» **GIVEN PROBLEM**
Output the data word for word, dropping every image.

» **DATASET RECORDS**
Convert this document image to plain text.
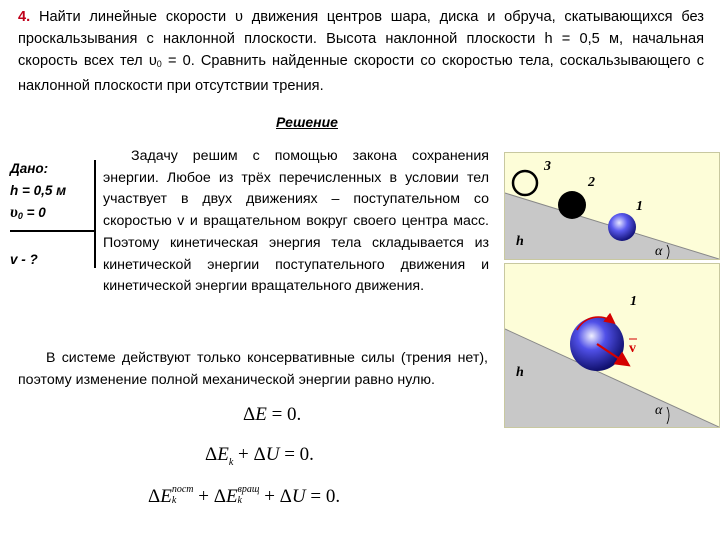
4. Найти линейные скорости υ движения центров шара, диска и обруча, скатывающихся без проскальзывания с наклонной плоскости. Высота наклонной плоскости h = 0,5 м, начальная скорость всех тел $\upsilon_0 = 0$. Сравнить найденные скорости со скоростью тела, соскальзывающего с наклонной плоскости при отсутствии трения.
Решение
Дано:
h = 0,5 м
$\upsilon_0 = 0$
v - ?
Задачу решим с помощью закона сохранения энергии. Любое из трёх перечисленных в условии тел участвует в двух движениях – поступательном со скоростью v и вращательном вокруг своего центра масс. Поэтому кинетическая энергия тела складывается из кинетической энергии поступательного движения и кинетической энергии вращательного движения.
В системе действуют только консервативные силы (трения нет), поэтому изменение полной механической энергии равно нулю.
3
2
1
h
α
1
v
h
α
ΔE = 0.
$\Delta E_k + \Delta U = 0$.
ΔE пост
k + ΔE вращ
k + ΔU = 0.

» **ANSWER TO THIS TASK**
Convert this document image to plain text.
4. Найти линейные скорости υ движения центров шара, диска и обруча, скатывающихся без проскальзывания с наклонной плоскости. Высота наклонной плоскости h = 0,5 м, начальная скорость всех тел $\upsilon_0 = 0$. Сравнить найденные скорости со скоростью тела, соскальзывающего с наклонной плоскости при отсутствии трения.
Решение
Дано:
h = 0,5 м
$\upsilon_0 = 0$
v - ?
Задачу решим с помощью закона сохранения энергии. Любое из трёх перечисленных в условии тел участвует в двух движениях – поступательном со скоростью v и вращательном вокруг своего центра масс. Поэтому кинетическая энергия тела складывается из кинетической энергии поступательного движения и кинетической энергии вращательного движения.
В системе действуют только консервативные силы (трения нет), поэтому изменение полной механической энергии равно нулю.
3
2
1
h
α
1
v
h
α
ΔE = 0.
$\Delta E_k + \Delta U = 0$.
ΔE пост
k + ΔE вращ
k + ΔU = 0.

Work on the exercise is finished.